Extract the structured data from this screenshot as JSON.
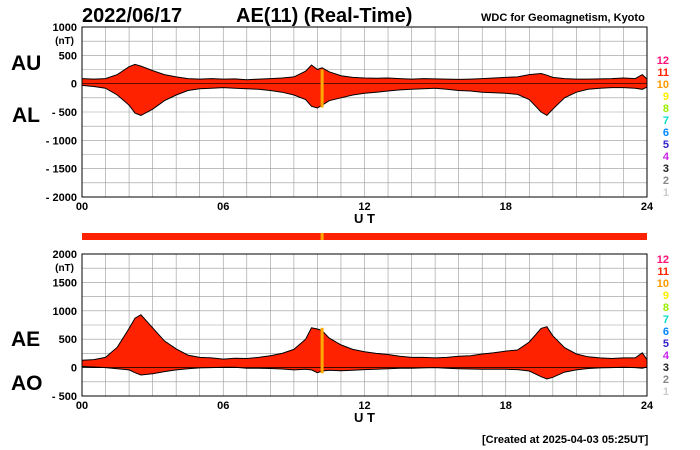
{
  "header": {
    "date": "2022/06/17",
    "title": "AE(11) (Real-Time)",
    "source": "WDC for Geomagnetism, Kyoto"
  },
  "footer": {
    "created": "[Created at 2025-04-03 05:25UT]"
  },
  "colors": {
    "fill": "#ff2200",
    "outline": "#000000",
    "marker": "#ffaa00",
    "grid": "#999999"
  },
  "station_legend": [
    {
      "label": "12",
      "color": "#ff1177"
    },
    {
      "label": "11",
      "color": "#ff2200"
    },
    {
      "label": "10",
      "color": "#ff9900"
    },
    {
      "label": "9",
      "color": "#ffee00"
    },
    {
      "label": "8",
      "color": "#99ee00"
    },
    {
      "label": "7",
      "color": "#00ddcc"
    },
    {
      "label": "6",
      "color": "#0088ff"
    },
    {
      "label": "5",
      "color": "#3322cc"
    },
    {
      "label": "4",
      "color": "#cc22ee"
    },
    {
      "label": "3",
      "color": "#222222"
    },
    {
      "label": "2",
      "color": "#888888"
    },
    {
      "label": "1",
      "color": "#cccccc"
    }
  ],
  "chart_data": [
    {
      "type": "area",
      "series_labels": [
        "AU",
        "AL"
      ],
      "unit": "(nT)",
      "xlabel": "U T",
      "xlim": [
        0,
        24
      ],
      "ylim": [
        -2000,
        1000
      ],
      "x_ticks": [
        "00",
        "06",
        "12",
        "18",
        "24"
      ],
      "y_ticks": [
        "1000",
        "500",
        "0",
        "- 500",
        "- 1000",
        "- 1500",
        "- 2000"
      ],
      "marker_ut": 10.2,
      "grid": true,
      "x": [
        0,
        0.5,
        1,
        1.5,
        2,
        2.25,
        2.5,
        3,
        3.5,
        4,
        4.5,
        5,
        5.5,
        6,
        6.5,
        7,
        7.5,
        8,
        8.5,
        9,
        9.5,
        9.75,
        10,
        10.2,
        10.5,
        11,
        11.5,
        12,
        12.5,
        13,
        13.5,
        14,
        14.5,
        15,
        15.5,
        16,
        16.5,
        17,
        17.5,
        18,
        18.5,
        19,
        19.5,
        19.75,
        20,
        20.5,
        21,
        21.5,
        22,
        22.5,
        23,
        23.5,
        23.8,
        24
      ],
      "upper": [
        90,
        80,
        90,
        160,
        300,
        340,
        310,
        230,
        160,
        120,
        90,
        80,
        90,
        80,
        85,
        70,
        80,
        90,
        100,
        120,
        220,
        330,
        250,
        280,
        210,
        140,
        110,
        100,
        95,
        100,
        90,
        80,
        90,
        85,
        80,
        75,
        80,
        90,
        100,
        110,
        120,
        160,
        180,
        150,
        110,
        90,
        80,
        80,
        85,
        90,
        100,
        90,
        160,
        80
      ],
      "lower": [
        -30,
        -50,
        -80,
        -200,
        -380,
        -520,
        -560,
        -450,
        -300,
        -200,
        -120,
        -90,
        -80,
        -70,
        -80,
        -90,
        -100,
        -120,
        -150,
        -200,
        -280,
        -400,
        -430,
        -380,
        -300,
        -250,
        -200,
        -170,
        -150,
        -130,
        -110,
        -100,
        -90,
        -80,
        -100,
        -120,
        -130,
        -150,
        -160,
        -170,
        -190,
        -280,
        -500,
        -560,
        -450,
        -250,
        -150,
        -100,
        -80,
        -70,
        -70,
        -80,
        -100,
        -60
      ]
    },
    {
      "type": "area",
      "series_labels": [
        "AE",
        "AO"
      ],
      "unit": "(nT)",
      "xlabel": "U T",
      "xlim": [
        0,
        24
      ],
      "ylim": [
        -500,
        2000
      ],
      "x_ticks": [
        "00",
        "06",
        "12",
        "18",
        "24"
      ],
      "y_ticks": [
        "2000",
        "1500",
        "1000",
        "500",
        "0",
        "- 500"
      ],
      "marker_ut": 10.2,
      "grid": true,
      "x": [
        0,
        0.5,
        1,
        1.5,
        2,
        2.25,
        2.5,
        3,
        3.5,
        4,
        4.5,
        5,
        5.5,
        6,
        6.5,
        7,
        7.5,
        8,
        8.5,
        9,
        9.5,
        9.75,
        10,
        10.2,
        10.5,
        11,
        11.5,
        12,
        12.5,
        13,
        13.5,
        14,
        14.5,
        15,
        15.5,
        16,
        16.5,
        17,
        17.5,
        18,
        18.5,
        19,
        19.5,
        19.75,
        20,
        20.5,
        21,
        21.5,
        22,
        22.5,
        23,
        23.5,
        23.8,
        24
      ],
      "upper": [
        130,
        140,
        180,
        360,
        690,
        870,
        930,
        700,
        470,
        330,
        220,
        180,
        170,
        150,
        165,
        160,
        180,
        210,
        250,
        320,
        500,
        700,
        680,
        650,
        520,
        400,
        320,
        280,
        250,
        230,
        200,
        180,
        180,
        170,
        180,
        200,
        210,
        240,
        260,
        290,
        310,
        450,
        690,
        720,
        560,
        350,
        240,
        190,
        170,
        160,
        170,
        170,
        260,
        140
      ],
      "lower": [
        20,
        10,
        0,
        -20,
        -40,
        -90,
        -130,
        -110,
        -70,
        -40,
        -20,
        -5,
        0,
        5,
        5,
        -10,
        -10,
        -15,
        -25,
        -40,
        -30,
        -40,
        -90,
        -60,
        -45,
        -55,
        -45,
        -35,
        -30,
        -20,
        -10,
        -10,
        -5,
        0,
        -10,
        -20,
        -25,
        -30,
        -30,
        -30,
        -35,
        -60,
        -160,
        -200,
        -170,
        -80,
        -40,
        -15,
        -5,
        0,
        5,
        0,
        -10,
        10
      ]
    }
  ]
}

──────

### Exercise requirements
Return the material word for word. Pictures are not part of the copy.

### Written response
Extract the structured data from this screenshot as JSON.
{
  "header": {
    "date": "2022/06/17",
    "title": "AE(11) (Real-Time)",
    "source": "WDC for Geomagnetism, Kyoto"
  },
  "footer": {
    "created": "[Created at 2025-04-03 05:25UT]"
  },
  "colors": {
    "fill": "#ff2200",
    "outline": "#000000",
    "marker": "#ffaa00",
    "grid": "#999999"
  },
  "station_legend": [
    {
      "label": "12",
      "color": "#ff1177"
    },
    {
      "label": "11",
      "color": "#ff2200"
    },
    {
      "label": "10",
      "color": "#ff9900"
    },
    {
      "label": "9",
      "color": "#ffee00"
    },
    {
      "label": "8",
      "color": "#99ee00"
    },
    {
      "label": "7",
      "color": "#00ddcc"
    },
    {
      "label": "6",
      "color": "#0088ff"
    },
    {
      "label": "5",
      "color": "#3322cc"
    },
    {
      "label": "4",
      "color": "#cc22ee"
    },
    {
      "label": "3",
      "color": "#222222"
    },
    {
      "label": "2",
      "color": "#888888"
    },
    {
      "label": "1",
      "color": "#cccccc"
    }
  ],
  "chart_data": [
    {
      "type": "area",
      "series_labels": [
        "AU",
        "AL"
      ],
      "unit": "(nT)",
      "xlabel": "U T",
      "xlim": [
        0,
        24
      ],
      "ylim": [
        -2000,
        1000
      ],
      "x_ticks": [
        "00",
        "06",
        "12",
        "18",
        "24"
      ],
      "y_ticks": [
        "1000",
        "500",
        "0",
        "- 500",
        "- 1000",
        "- 1500",
        "- 2000"
      ],
      "marker_ut": 10.2,
      "grid": true,
      "x": [
        0,
        0.5,
        1,
        1.5,
        2,
        2.25,
        2.5,
        3,
        3.5,
        4,
        4.5,
        5,
        5.5,
        6,
        6.5,
        7,
        7.5,
        8,
        8.5,
        9,
        9.5,
        9.75,
        10,
        10.2,
        10.5,
        11,
        11.5,
        12,
        12.5,
        13,
        13.5,
        14,
        14.5,
        15,
        15.5,
        16,
        16.5,
        17,
        17.5,
        18,
        18.5,
        19,
        19.5,
        19.75,
        20,
        20.5,
        21,
        21.5,
        22,
        22.5,
        23,
        23.5,
        23.8,
        24
      ],
      "upper": [
        90,
        80,
        90,
        160,
        300,
        340,
        310,
        230,
        160,
        120,
        90,
        80,
        90,
        80,
        85,
        70,
        80,
        90,
        100,
        120,
        220,
        330,
        250,
        280,
        210,
        140,
        110,
        100,
        95,
        100,
        90,
        80,
        90,
        85,
        80,
        75,
        80,
        90,
        100,
        110,
        120,
        160,
        180,
        150,
        110,
        90,
        80,
        80,
        85,
        90,
        100,
        90,
        160,
        80
      ],
      "lower": [
        -30,
        -50,
        -80,
        -200,
        -380,
        -520,
        -560,
        -450,
        -300,
        -200,
        -120,
        -90,
        -80,
        -70,
        -80,
        -90,
        -100,
        -120,
        -150,
        -200,
        -280,
        -400,
        -430,
        -380,
        -300,
        -250,
        -200,
        -170,
        -150,
        -130,
        -110,
        -100,
        -90,
        -80,
        -100,
        -120,
        -130,
        -150,
        -160,
        -170,
        -190,
        -280,
        -500,
        -560,
        -450,
        -250,
        -150,
        -100,
        -80,
        -70,
        -70,
        -80,
        -100,
        -60
      ]
    },
    {
      "type": "area",
      "series_labels": [
        "AE",
        "AO"
      ],
      "unit": "(nT)",
      "xlabel": "U T",
      "xlim": [
        0,
        24
      ],
      "ylim": [
        -500,
        2000
      ],
      "x_ticks": [
        "00",
        "06",
        "12",
        "18",
        "24"
      ],
      "y_ticks": [
        "2000",
        "1500",
        "1000",
        "500",
        "0",
        "- 500"
      ],
      "marker_ut": 10.2,
      "grid": true,
      "x": [
        0,
        0.5,
        1,
        1.5,
        2,
        2.25,
        2.5,
        3,
        3.5,
        4,
        4.5,
        5,
        5.5,
        6,
        6.5,
        7,
        7.5,
        8,
        8.5,
        9,
        9.5,
        9.75,
        10,
        10.2,
        10.5,
        11,
        11.5,
        12,
        12.5,
        13,
        13.5,
        14,
        14.5,
        15,
        15.5,
        16,
        16.5,
        17,
        17.5,
        18,
        18.5,
        19,
        19.5,
        19.75,
        20,
        20.5,
        21,
        21.5,
        22,
        22.5,
        23,
        23.5,
        23.8,
        24
      ],
      "upper": [
        130,
        140,
        180,
        360,
        690,
        870,
        930,
        700,
        470,
        330,
        220,
        180,
        170,
        150,
        165,
        160,
        180,
        210,
        250,
        320,
        500,
        700,
        680,
        650,
        520,
        400,
        320,
        280,
        250,
        230,
        200,
        180,
        180,
        170,
        180,
        200,
        210,
        240,
        260,
        290,
        310,
        450,
        690,
        720,
        560,
        350,
        240,
        190,
        170,
        160,
        170,
        170,
        260,
        140
      ],
      "lower": [
        20,
        10,
        0,
        -20,
        -40,
        -90,
        -130,
        -110,
        -70,
        -40,
        -20,
        -5,
        0,
        5,
        5,
        -10,
        -10,
        -15,
        -25,
        -40,
        -30,
        -40,
        -90,
        -60,
        -45,
        -55,
        -45,
        -35,
        -30,
        -20,
        -10,
        -10,
        -5,
        0,
        -10,
        -20,
        -25,
        -30,
        -30,
        -30,
        -35,
        -60,
        -160,
        -200,
        -170,
        -80,
        -40,
        -15,
        -5,
        0,
        5,
        0,
        -10,
        10
      ]
    }
  ]
}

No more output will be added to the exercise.